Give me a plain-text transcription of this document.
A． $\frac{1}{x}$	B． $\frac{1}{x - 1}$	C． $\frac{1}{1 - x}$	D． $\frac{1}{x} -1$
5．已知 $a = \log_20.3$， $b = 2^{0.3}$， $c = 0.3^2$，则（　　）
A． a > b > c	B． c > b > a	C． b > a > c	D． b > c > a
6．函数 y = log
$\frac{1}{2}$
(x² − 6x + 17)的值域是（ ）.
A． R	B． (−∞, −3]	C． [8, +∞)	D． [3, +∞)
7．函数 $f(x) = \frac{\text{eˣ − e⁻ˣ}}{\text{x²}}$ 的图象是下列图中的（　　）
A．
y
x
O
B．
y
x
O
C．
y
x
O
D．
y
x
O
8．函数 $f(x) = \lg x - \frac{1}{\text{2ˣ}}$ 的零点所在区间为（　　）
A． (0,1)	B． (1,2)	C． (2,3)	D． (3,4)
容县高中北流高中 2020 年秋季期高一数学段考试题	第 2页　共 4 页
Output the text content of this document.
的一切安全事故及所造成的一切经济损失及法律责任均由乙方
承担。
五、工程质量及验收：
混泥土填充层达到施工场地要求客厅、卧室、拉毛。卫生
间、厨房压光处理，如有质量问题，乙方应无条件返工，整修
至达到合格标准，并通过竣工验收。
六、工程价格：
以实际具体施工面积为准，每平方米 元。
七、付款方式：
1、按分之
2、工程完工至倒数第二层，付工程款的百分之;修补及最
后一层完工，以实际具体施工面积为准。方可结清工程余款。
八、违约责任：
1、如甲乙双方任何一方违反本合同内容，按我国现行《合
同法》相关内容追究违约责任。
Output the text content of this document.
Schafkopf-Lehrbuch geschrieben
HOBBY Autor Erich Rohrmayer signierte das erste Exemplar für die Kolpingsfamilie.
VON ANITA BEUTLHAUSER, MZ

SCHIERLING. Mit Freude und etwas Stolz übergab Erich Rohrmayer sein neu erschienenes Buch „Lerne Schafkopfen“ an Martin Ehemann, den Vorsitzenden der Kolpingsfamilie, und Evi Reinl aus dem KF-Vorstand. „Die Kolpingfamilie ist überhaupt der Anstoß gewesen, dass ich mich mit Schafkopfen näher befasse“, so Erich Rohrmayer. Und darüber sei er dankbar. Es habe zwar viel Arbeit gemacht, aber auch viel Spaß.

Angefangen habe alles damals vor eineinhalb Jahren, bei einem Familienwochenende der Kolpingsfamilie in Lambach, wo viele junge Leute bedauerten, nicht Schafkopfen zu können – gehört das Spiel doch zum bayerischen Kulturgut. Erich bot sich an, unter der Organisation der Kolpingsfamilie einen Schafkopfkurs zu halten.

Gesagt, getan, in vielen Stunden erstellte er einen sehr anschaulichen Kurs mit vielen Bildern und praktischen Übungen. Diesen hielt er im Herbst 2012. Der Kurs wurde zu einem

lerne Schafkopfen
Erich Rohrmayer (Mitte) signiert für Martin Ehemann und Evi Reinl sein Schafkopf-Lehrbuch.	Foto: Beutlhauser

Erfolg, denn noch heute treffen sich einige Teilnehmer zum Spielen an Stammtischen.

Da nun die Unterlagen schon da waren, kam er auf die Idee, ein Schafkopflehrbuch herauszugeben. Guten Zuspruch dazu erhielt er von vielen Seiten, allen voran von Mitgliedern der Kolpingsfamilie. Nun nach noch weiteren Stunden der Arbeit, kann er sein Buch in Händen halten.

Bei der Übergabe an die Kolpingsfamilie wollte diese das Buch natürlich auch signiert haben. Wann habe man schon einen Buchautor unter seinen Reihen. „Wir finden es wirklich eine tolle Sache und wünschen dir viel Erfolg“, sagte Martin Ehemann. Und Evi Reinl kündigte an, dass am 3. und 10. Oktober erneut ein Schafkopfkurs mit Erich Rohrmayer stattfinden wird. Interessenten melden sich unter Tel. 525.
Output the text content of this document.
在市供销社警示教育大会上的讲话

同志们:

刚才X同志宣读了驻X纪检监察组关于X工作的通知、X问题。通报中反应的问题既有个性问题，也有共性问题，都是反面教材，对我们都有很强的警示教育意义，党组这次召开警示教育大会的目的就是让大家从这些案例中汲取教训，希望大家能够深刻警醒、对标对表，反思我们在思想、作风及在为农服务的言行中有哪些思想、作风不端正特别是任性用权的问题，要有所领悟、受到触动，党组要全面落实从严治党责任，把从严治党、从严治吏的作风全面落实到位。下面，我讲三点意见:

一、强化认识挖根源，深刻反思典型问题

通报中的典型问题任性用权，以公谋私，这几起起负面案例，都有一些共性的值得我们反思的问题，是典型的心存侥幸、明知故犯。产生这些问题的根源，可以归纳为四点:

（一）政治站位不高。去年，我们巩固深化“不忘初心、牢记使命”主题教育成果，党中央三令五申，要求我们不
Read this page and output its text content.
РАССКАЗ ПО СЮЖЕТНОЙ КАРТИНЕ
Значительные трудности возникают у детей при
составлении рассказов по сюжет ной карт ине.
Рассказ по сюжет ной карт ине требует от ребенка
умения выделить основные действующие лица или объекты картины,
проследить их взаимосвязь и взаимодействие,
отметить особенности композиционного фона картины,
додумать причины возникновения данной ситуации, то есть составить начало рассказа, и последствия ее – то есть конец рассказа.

# [Exercise brief]
Select and copy every line from the records that includes the word "noch".

# [Worked answer]
Erfolg, denn noch heute treffen sich einige Teilnehmer zum Spielen an Stammtischen.
Da nun die Unterlagen schon da waren, kam er auf die Idee, ein Schafkopflehrbuch herauszugeben. Guten Zuspruch dazu erhielt er von vielen Seiten, allen voran von Mitgliedern der Kolpingsfamilie. Nun nach noch weiteren Stunden der Arbeit, kann er sein Buch in Händen halten.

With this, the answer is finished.